*THE TASK*. Omit every picture and return the rest of the data unaltered.

::::::::::

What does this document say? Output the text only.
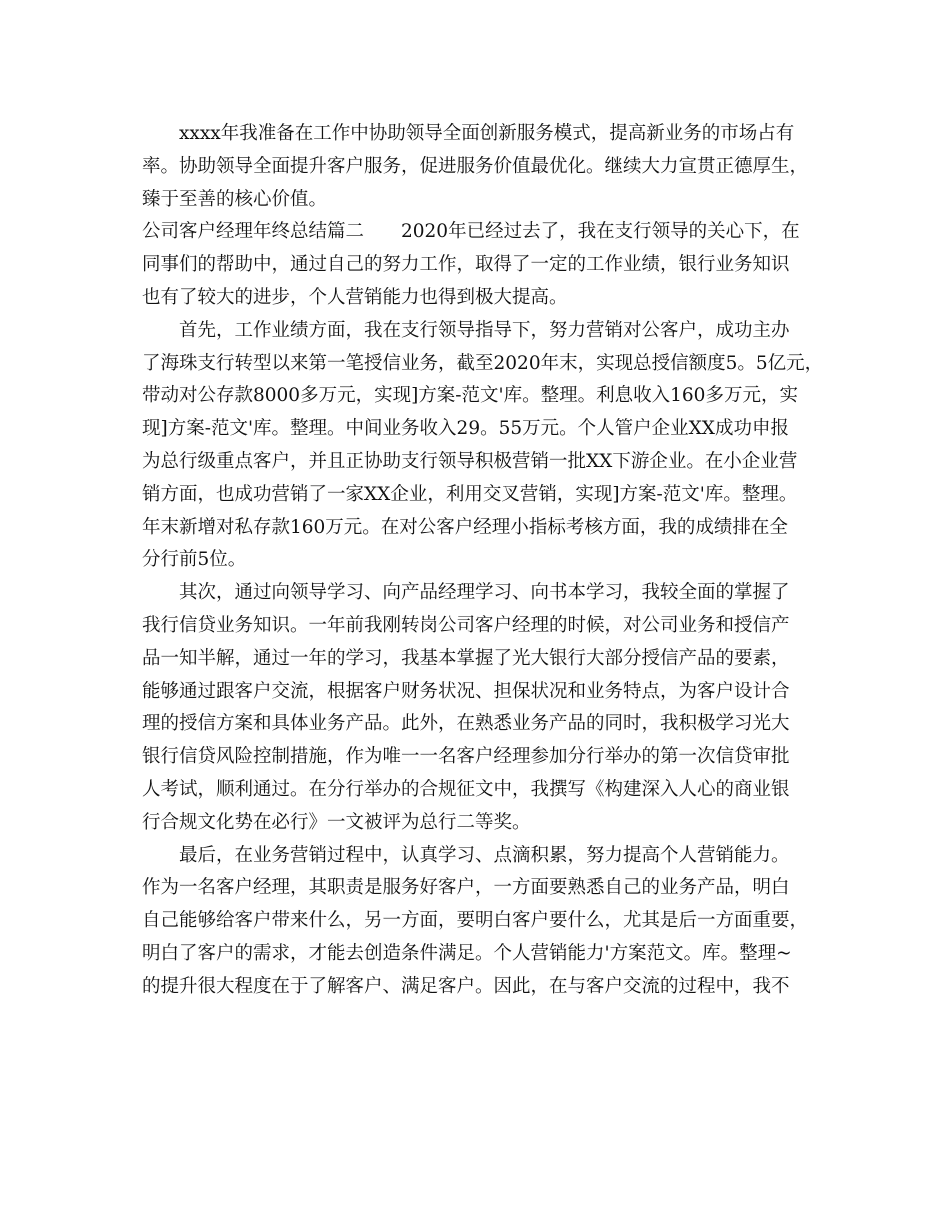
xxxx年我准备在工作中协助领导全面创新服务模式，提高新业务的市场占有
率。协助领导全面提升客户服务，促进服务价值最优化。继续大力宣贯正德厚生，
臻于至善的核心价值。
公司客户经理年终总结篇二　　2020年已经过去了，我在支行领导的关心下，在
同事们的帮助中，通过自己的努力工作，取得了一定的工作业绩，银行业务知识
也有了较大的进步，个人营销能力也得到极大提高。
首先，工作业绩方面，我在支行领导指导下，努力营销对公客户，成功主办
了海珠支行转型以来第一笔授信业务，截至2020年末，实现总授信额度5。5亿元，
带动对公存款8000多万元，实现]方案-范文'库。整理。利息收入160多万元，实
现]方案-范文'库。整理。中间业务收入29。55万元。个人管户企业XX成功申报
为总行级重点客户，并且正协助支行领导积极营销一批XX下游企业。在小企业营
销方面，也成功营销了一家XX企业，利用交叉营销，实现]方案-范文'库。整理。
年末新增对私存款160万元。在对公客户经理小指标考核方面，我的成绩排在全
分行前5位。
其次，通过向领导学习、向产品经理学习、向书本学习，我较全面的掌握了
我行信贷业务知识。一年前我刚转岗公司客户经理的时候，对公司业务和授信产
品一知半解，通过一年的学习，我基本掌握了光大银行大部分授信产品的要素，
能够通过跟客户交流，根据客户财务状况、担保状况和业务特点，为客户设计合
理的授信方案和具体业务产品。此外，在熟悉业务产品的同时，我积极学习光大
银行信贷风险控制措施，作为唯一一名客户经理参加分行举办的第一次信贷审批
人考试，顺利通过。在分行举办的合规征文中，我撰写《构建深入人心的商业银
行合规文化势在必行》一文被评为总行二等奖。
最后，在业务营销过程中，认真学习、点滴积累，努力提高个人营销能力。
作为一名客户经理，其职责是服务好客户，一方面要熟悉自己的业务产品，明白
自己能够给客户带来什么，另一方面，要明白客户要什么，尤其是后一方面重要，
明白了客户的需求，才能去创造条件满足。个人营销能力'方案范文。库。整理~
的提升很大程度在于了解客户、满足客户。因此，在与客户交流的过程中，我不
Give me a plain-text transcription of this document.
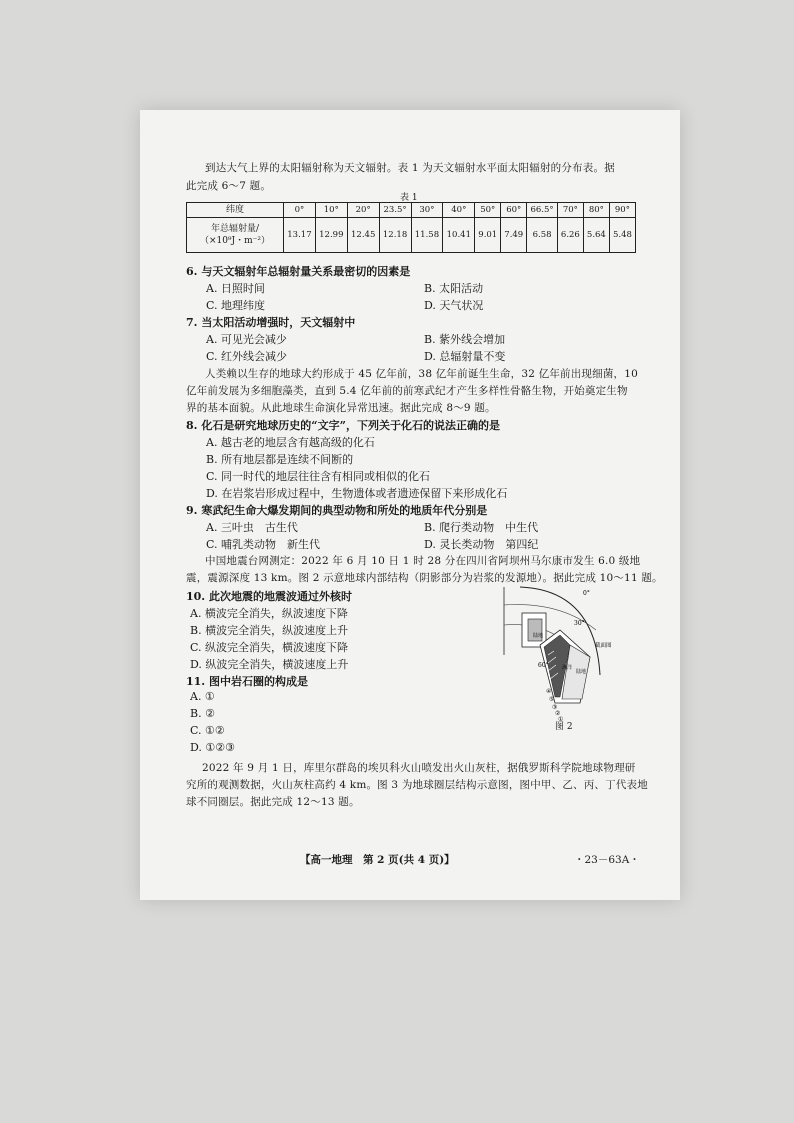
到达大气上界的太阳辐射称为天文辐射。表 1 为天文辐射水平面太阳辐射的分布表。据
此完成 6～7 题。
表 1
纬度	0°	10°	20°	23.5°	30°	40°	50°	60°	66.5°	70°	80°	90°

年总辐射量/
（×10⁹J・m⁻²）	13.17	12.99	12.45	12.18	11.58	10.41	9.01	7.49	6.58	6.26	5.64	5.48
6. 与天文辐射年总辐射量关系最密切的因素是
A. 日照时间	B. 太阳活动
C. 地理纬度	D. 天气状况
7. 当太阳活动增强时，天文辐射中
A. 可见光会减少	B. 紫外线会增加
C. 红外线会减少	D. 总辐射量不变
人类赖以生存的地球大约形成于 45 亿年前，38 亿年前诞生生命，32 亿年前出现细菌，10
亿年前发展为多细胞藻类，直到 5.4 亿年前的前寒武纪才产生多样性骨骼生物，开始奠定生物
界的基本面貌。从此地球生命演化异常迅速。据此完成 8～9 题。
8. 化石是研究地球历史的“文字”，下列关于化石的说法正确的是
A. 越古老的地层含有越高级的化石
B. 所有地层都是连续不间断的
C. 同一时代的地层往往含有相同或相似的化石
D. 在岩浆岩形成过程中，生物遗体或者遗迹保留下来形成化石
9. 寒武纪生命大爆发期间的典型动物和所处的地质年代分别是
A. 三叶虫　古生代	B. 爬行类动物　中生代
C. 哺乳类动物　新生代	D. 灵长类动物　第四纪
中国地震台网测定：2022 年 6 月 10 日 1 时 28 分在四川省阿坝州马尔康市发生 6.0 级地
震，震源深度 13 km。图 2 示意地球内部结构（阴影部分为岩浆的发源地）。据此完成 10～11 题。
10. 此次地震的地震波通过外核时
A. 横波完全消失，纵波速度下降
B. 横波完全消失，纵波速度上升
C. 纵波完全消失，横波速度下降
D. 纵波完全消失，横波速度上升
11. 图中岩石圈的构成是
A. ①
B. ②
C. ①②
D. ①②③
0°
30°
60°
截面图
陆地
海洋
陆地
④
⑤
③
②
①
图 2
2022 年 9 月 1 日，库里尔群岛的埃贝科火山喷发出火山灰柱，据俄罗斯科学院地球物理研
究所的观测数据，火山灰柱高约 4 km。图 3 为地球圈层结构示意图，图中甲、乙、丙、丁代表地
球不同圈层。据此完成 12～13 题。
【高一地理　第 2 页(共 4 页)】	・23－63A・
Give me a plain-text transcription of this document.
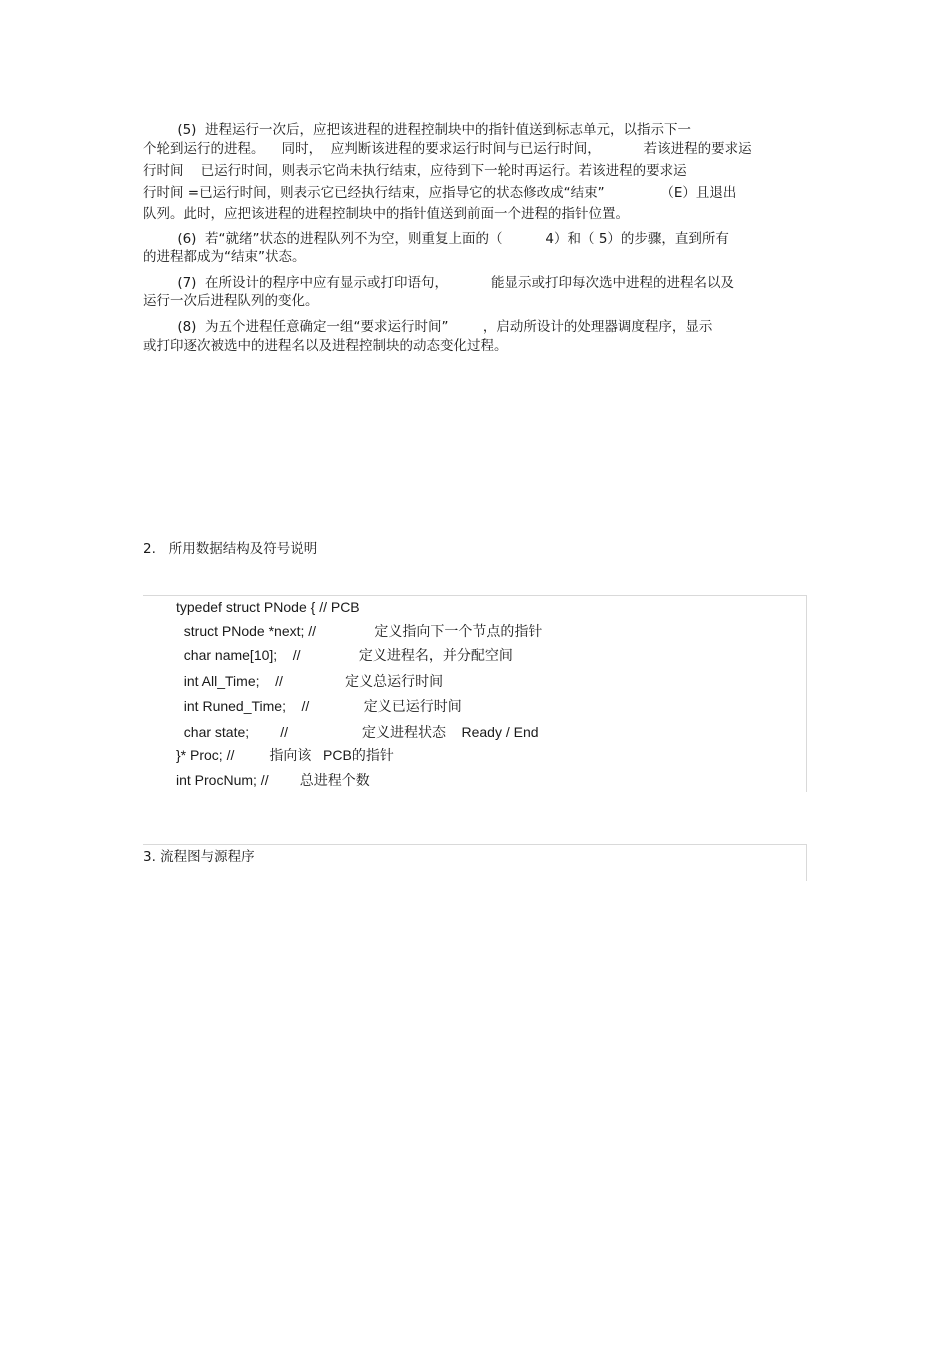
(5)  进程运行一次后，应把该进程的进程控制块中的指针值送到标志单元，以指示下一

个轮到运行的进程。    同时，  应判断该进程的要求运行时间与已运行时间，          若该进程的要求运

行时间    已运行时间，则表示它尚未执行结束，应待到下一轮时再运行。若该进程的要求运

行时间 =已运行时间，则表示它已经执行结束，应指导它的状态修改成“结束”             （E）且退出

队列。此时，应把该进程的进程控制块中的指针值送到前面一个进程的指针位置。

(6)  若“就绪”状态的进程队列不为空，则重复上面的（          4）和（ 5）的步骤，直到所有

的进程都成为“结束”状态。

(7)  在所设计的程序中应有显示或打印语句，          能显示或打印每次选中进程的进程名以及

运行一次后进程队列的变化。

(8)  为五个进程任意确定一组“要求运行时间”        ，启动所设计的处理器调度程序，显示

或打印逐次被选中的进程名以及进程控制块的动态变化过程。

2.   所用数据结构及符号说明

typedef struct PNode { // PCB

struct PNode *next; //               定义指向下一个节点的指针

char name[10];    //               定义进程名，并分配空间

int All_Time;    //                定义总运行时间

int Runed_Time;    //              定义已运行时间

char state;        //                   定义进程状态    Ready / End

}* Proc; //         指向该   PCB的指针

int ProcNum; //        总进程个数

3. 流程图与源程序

::::::::::

*RESULT OF THE EXERCISE*.
What does this document say? Output the text only.
xxxx年我准备在工作中协助领导全面创新服务模式，提高新业务的市场占有
率。协助领导全面提升客户服务，促进服务价值最优化。继续大力宣贯正德厚生，
臻于至善的核心价值。
公司客户经理年终总结篇二　　2020年已经过去了，我在支行领导的关心下，在
同事们的帮助中，通过自己的努力工作，取得了一定的工作业绩，银行业务知识
也有了较大的进步，个人营销能力也得到极大提高。
首先，工作业绩方面，我在支行领导指导下，努力营销对公客户，成功主办
了海珠支行转型以来第一笔授信业务，截至2020年末，实现总授信额度5。5亿元，
带动对公存款8000多万元，实现]方案-范文'库。整理。利息收入160多万元，实
现]方案-范文'库。整理。中间业务收入29。55万元。个人管户企业XX成功申报
为总行级重点客户，并且正协助支行领导积极营销一批XX下游企业。在小企业营
销方面，也成功营销了一家XX企业，利用交叉营销，实现]方案-范文'库。整理。
年末新增对私存款160万元。在对公客户经理小指标考核方面，我的成绩排在全
分行前5位。
其次，通过向领导学习、向产品经理学习、向书本学习，我较全面的掌握了
我行信贷业务知识。一年前我刚转岗公司客户经理的时候，对公司业务和授信产
品一知半解，通过一年的学习，我基本掌握了光大银行大部分授信产品的要素，
能够通过跟客户交流，根据客户财务状况、担保状况和业务特点，为客户设计合
理的授信方案和具体业务产品。此外，在熟悉业务产品的同时，我积极学习光大
银行信贷风险控制措施，作为唯一一名客户经理参加分行举办的第一次信贷审批
人考试，顺利通过。在分行举办的合规征文中，我撰写《构建深入人心的商业银
行合规文化势在必行》一文被评为总行二等奖。
最后，在业务营销过程中，认真学习、点滴积累，努力提高个人营销能力。
作为一名客户经理，其职责是服务好客户，一方面要熟悉自己的业务产品，明白
自己能够给客户带来什么，另一方面，要明白客户要什么，尤其是后一方面重要，
明白了客户的需求，才能去创造条件满足。个人营销能力'方案范文。库。整理~
的提升很大程度在于了解客户、满足客户。因此，在与客户交流的过程中，我不
Give me a plain-text transcription of this document.
到达大气上界的太阳辐射称为天文辐射。表 1 为天文辐射水平面太阳辐射的分布表。据
此完成 6～7 题。
表 1
纬度	0°	10°	20°	23.5°	30°	40°	50°	60°	66.5°	70°	80°	90°

年总辐射量/
（×10⁹J・m⁻²）	13.17	12.99	12.45	12.18	11.58	10.41	9.01	7.49	6.58	6.26	5.64	5.48
6. 与天文辐射年总辐射量关系最密切的因素是
A. 日照时间	B. 太阳活动
C. 地理纬度	D. 天气状况
7. 当太阳活动增强时，天文辐射中
A. 可见光会减少	B. 紫外线会增加
C. 红外线会减少	D. 总辐射量不变
人类赖以生存的地球大约形成于 45 亿年前，38 亿年前诞生生命，32 亿年前出现细菌，10
亿年前发展为多细胞藻类，直到 5.4 亿年前的前寒武纪才产生多样性骨骼生物，开始奠定生物
界的基本面貌。从此地球生命演化异常迅速。据此完成 8～9 题。
8. 化石是研究地球历史的“文字”，下列关于化石的说法正确的是
A. 越古老的地层含有越高级的化石
B. 所有地层都是连续不间断的
C. 同一时代的地层往往含有相同或相似的化石
D. 在岩浆岩形成过程中，生物遗体或者遗迹保留下来形成化石
9. 寒武纪生命大爆发期间的典型动物和所处的地质年代分别是
A. 三叶虫　古生代	B. 爬行类动物　中生代
C. 哺乳类动物　新生代	D. 灵长类动物　第四纪
中国地震台网测定：2022 年 6 月 10 日 1 时 28 分在四川省阿坝州马尔康市发生 6.0 级地
震，震源深度 13 km。图 2 示意地球内部结构（阴影部分为岩浆的发源地）。据此完成 10～11 题。
10. 此次地震的地震波通过外核时
A. 横波完全消失，纵波速度下降
B. 横波完全消失，纵波速度上升
C. 纵波完全消失，横波速度下降
D. 纵波完全消失，横波速度上升
11. 图中岩石圈的构成是
A. ①
B. ②
C. ①②
D. ①②③
0°
30°
60°
截面图
陆地
海洋
陆地
④
⑤
③
②
①
图 2
2022 年 9 月 1 日，库里尔群岛的埃贝科火山喷发出火山灰柱，据俄罗斯科学院地球物理研
究所的观测数据，火山灰柱高约 4 km。图 3 为地球圈层结构示意图，图中甲、乙、丙、丁代表地
球不同圈层。据此完成 12～13 题。
【高一地理　第 2 页(共 4 页)】	・23－63A・
Give me a plain-text transcription of this document.
(5)  进程运行一次后，应把该进程的进程控制块中的指针值送到标志单元，以指示下一

个轮到运行的进程。    同时，  应判断该进程的要求运行时间与已运行时间，          若该进程的要求运

行时间    已运行时间，则表示它尚未执行结束，应待到下一轮时再运行。若该进程的要求运

行时间 =已运行时间，则表示它已经执行结束，应指导它的状态修改成“结束”             （E）且退出

队列。此时，应把该进程的进程控制块中的指针值送到前面一个进程的指针位置。

(6)  若“就绪”状态的进程队列不为空，则重复上面的（          4）和（ 5）的步骤，直到所有

的进程都成为“结束”状态。

(7)  在所设计的程序中应有显示或打印语句，          能显示或打印每次选中进程的进程名以及

运行一次后进程队列的变化。

(8)  为五个进程任意确定一组“要求运行时间”        ，启动所设计的处理器调度程序，显示

或打印逐次被选中的进程名以及进程控制块的动态变化过程。

2.   所用数据结构及符号说明

typedef struct PNode { // PCB

struct PNode *next; //               定义指向下一个节点的指针

char name[10];    //               定义进程名，并分配空间

int All_Time;    //                定义总运行时间

int Runed_Time;    //              定义已运行时间

char state;        //                   定义进程状态    Ready / End

}* Proc; //         指向该   PCB的指针

int ProcNum; //        总进程个数

3. 流程图与源程序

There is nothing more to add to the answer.